Some records
[Begin]

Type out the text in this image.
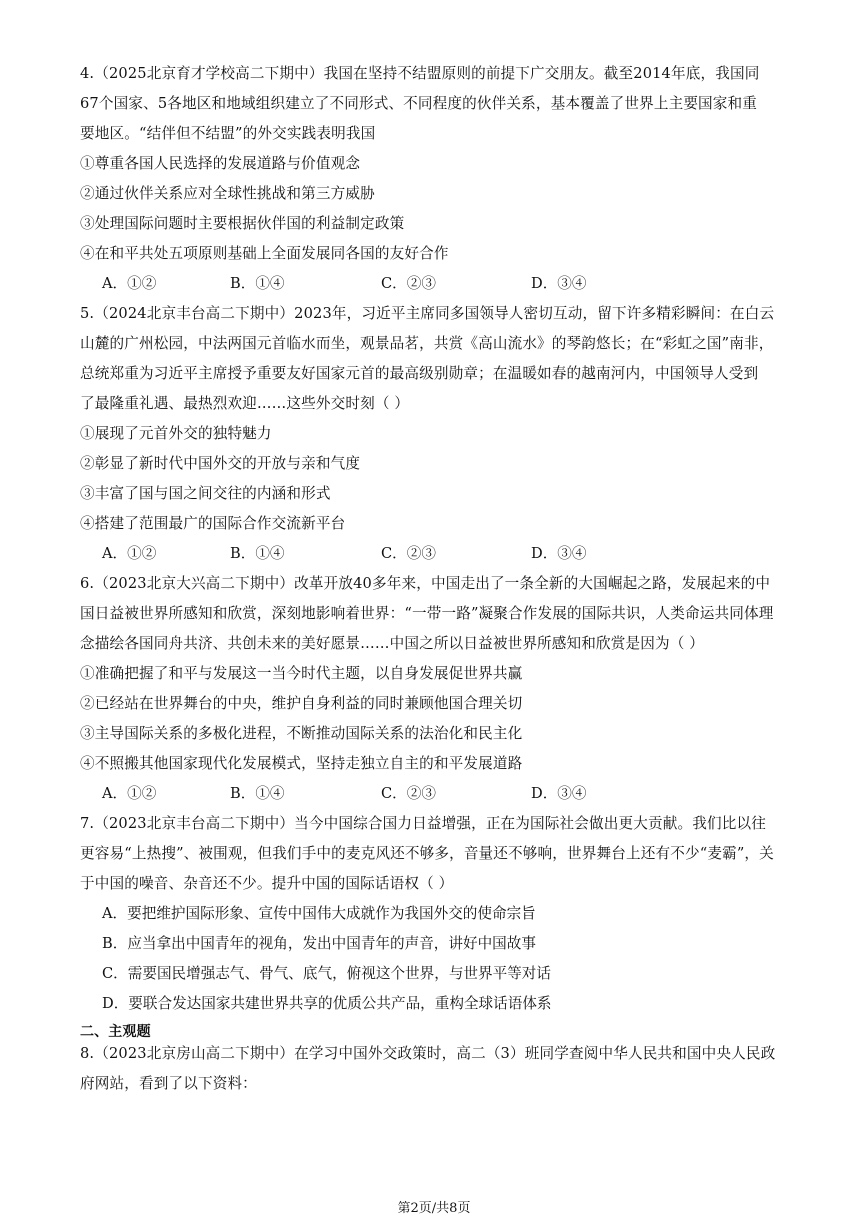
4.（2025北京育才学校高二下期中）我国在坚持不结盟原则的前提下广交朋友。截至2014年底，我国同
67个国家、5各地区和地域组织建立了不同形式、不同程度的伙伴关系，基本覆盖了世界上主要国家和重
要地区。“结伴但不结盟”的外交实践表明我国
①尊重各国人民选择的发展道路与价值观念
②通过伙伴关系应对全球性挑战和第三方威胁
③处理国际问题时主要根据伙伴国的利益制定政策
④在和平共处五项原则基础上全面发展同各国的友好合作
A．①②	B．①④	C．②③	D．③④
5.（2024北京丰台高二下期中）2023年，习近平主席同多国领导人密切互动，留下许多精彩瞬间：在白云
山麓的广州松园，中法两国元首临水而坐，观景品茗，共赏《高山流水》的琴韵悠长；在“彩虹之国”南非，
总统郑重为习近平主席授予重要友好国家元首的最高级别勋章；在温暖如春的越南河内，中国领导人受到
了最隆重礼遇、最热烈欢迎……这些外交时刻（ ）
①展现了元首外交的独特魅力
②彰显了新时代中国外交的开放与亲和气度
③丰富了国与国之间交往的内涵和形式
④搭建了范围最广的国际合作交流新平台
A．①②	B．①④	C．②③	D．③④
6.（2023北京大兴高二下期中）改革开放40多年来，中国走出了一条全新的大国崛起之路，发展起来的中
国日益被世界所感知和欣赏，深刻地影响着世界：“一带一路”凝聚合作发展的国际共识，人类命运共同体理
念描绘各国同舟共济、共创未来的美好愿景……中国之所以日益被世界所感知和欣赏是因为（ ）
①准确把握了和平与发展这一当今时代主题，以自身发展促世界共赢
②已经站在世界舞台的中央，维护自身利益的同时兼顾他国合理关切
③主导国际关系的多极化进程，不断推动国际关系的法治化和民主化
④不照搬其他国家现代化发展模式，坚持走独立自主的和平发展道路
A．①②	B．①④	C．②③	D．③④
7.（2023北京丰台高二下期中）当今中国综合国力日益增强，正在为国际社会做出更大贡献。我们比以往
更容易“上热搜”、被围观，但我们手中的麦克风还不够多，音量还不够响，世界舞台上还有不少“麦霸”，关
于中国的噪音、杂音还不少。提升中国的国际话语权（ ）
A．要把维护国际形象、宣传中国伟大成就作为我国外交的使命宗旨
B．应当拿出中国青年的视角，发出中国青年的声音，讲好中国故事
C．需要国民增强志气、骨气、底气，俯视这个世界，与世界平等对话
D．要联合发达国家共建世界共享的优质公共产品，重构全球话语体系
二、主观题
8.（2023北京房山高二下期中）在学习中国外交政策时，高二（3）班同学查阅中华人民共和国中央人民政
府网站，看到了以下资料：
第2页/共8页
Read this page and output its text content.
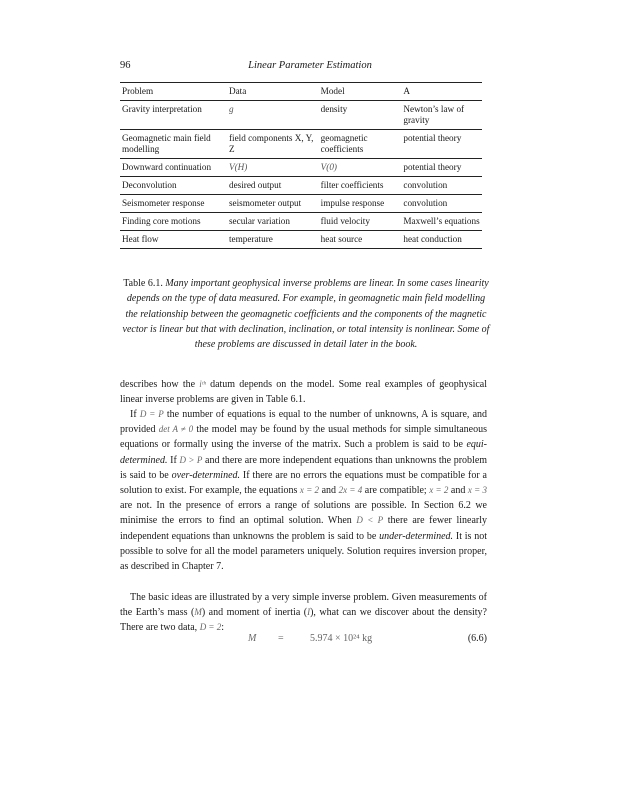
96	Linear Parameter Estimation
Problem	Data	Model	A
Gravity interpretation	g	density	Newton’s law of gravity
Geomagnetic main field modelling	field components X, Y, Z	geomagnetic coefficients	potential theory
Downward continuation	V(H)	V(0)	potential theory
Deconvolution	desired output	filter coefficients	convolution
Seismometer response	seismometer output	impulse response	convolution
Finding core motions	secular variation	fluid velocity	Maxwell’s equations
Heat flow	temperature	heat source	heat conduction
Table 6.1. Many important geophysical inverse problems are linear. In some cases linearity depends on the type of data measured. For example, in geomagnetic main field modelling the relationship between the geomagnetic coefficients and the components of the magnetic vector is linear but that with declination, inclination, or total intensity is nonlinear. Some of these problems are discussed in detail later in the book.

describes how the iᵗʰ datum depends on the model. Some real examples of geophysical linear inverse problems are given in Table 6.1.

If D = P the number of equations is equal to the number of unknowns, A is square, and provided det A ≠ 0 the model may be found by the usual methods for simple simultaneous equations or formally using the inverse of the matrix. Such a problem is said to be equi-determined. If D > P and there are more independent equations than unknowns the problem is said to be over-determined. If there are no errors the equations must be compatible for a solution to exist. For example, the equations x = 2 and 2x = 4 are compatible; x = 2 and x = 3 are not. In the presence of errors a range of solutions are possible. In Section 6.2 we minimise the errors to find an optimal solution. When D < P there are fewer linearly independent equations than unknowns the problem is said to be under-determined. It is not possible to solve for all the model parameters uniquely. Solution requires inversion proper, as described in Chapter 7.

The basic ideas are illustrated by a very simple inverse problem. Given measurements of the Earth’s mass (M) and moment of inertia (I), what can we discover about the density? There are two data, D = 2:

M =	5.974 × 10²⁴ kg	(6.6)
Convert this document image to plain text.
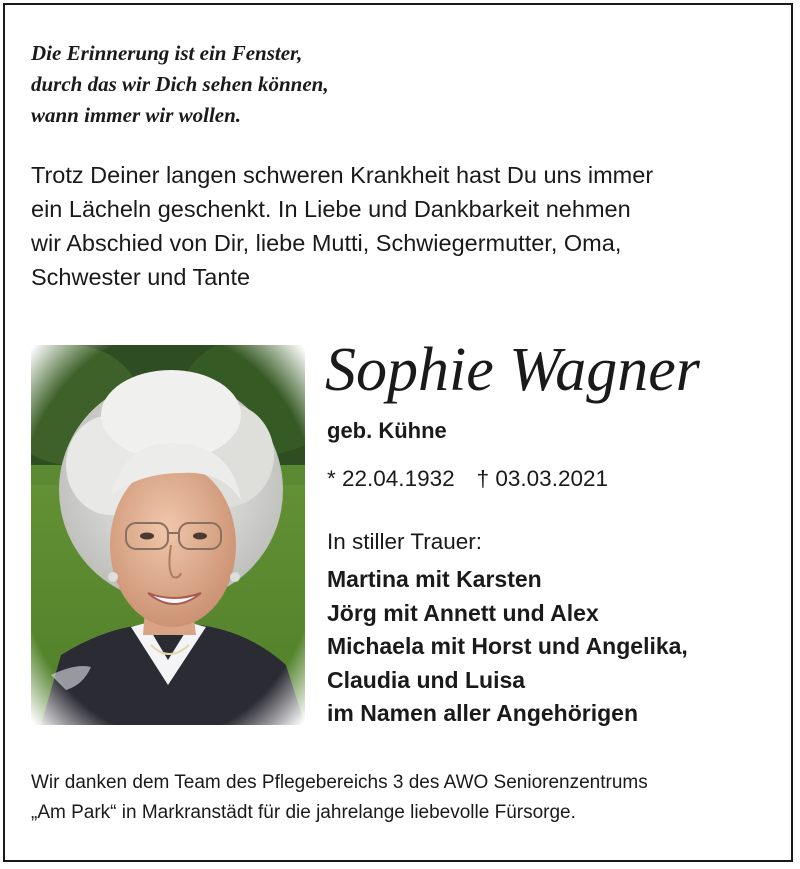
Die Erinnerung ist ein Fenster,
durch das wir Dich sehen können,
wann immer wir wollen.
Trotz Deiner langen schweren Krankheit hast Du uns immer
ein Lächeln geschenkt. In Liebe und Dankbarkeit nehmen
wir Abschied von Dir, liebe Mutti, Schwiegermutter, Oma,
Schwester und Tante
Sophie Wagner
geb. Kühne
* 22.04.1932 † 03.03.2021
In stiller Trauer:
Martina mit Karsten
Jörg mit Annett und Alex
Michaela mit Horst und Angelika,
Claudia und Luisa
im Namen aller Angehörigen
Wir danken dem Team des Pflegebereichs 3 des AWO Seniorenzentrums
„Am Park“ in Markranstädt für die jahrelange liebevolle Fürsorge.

[End]
[Begin]

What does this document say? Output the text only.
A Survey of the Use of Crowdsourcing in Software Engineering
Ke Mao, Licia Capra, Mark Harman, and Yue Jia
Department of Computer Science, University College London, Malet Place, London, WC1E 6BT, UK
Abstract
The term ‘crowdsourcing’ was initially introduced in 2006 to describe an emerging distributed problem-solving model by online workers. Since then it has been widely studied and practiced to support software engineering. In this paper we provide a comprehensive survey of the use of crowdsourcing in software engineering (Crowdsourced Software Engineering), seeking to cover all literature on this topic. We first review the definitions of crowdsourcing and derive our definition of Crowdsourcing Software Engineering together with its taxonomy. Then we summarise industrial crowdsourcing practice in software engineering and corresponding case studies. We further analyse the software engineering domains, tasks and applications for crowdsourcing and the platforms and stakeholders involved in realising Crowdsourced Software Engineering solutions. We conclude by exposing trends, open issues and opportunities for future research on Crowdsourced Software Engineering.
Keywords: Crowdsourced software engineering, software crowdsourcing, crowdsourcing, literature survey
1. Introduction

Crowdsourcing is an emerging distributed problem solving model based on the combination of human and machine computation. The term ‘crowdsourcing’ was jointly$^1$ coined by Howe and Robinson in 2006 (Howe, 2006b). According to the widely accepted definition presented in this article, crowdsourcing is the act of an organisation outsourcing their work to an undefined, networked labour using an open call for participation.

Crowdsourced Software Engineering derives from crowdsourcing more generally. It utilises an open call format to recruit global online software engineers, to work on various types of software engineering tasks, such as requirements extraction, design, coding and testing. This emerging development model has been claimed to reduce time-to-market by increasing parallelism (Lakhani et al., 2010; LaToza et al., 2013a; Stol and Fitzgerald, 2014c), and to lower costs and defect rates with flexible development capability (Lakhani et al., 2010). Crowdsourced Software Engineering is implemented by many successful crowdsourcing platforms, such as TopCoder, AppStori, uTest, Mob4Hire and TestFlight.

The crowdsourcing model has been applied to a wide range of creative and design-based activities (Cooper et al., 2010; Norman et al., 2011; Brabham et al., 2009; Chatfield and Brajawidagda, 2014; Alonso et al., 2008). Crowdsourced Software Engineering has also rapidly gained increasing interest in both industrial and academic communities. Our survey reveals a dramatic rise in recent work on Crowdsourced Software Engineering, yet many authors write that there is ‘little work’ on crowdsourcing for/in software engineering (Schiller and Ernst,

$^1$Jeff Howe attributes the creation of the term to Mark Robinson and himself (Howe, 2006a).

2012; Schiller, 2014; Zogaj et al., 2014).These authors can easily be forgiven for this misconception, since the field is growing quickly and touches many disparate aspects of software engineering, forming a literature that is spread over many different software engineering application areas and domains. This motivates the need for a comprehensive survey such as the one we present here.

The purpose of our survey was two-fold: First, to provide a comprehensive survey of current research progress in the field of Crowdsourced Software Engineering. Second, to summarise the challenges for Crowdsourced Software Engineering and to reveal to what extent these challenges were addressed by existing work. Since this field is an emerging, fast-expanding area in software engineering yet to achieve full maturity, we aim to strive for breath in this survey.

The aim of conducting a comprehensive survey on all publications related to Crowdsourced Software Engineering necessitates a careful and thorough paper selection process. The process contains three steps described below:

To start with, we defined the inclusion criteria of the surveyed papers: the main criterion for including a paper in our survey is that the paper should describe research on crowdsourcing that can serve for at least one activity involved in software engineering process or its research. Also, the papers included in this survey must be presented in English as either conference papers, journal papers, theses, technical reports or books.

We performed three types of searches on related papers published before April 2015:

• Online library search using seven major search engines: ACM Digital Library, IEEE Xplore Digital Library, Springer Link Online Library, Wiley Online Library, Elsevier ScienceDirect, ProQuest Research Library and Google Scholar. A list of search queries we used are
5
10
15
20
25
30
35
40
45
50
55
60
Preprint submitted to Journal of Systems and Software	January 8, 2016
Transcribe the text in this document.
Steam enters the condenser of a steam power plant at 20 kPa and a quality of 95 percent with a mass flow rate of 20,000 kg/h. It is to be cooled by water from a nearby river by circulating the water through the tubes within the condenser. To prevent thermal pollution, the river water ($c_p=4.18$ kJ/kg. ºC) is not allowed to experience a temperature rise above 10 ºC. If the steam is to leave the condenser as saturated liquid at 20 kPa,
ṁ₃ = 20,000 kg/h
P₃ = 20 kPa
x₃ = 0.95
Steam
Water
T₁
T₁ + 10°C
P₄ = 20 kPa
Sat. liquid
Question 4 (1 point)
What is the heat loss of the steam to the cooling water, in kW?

[End]
[Begin]

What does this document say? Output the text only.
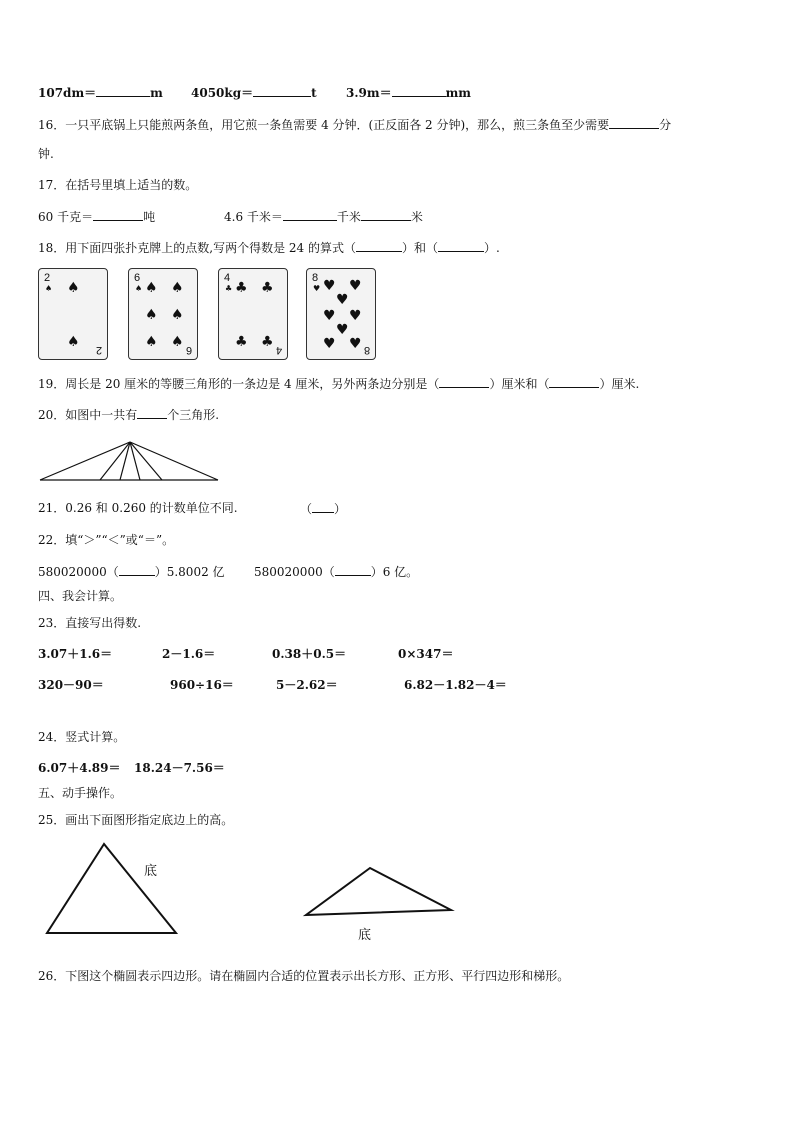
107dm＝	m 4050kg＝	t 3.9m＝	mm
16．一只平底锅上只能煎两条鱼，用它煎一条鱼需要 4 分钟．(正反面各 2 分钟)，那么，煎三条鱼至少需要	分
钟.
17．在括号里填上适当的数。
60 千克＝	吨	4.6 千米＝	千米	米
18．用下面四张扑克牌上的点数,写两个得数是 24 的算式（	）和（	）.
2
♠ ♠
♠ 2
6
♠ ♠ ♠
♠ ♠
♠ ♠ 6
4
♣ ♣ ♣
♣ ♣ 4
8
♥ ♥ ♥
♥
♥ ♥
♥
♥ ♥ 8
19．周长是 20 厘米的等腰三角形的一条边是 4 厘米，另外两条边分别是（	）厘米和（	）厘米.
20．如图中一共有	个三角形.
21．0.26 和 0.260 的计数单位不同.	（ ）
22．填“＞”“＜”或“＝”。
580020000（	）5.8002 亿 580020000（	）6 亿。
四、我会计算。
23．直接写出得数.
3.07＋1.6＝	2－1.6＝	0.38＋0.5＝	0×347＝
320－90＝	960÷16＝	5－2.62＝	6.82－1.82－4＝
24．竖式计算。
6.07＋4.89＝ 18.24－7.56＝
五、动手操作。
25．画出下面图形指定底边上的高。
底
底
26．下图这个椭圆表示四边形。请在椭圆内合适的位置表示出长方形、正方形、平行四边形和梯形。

[End]

EXERCISE BRIEF
Report the number of lines of the listing above that hold the string "related", with no other text.

OUTPUT FOR THIS EXERCISE
2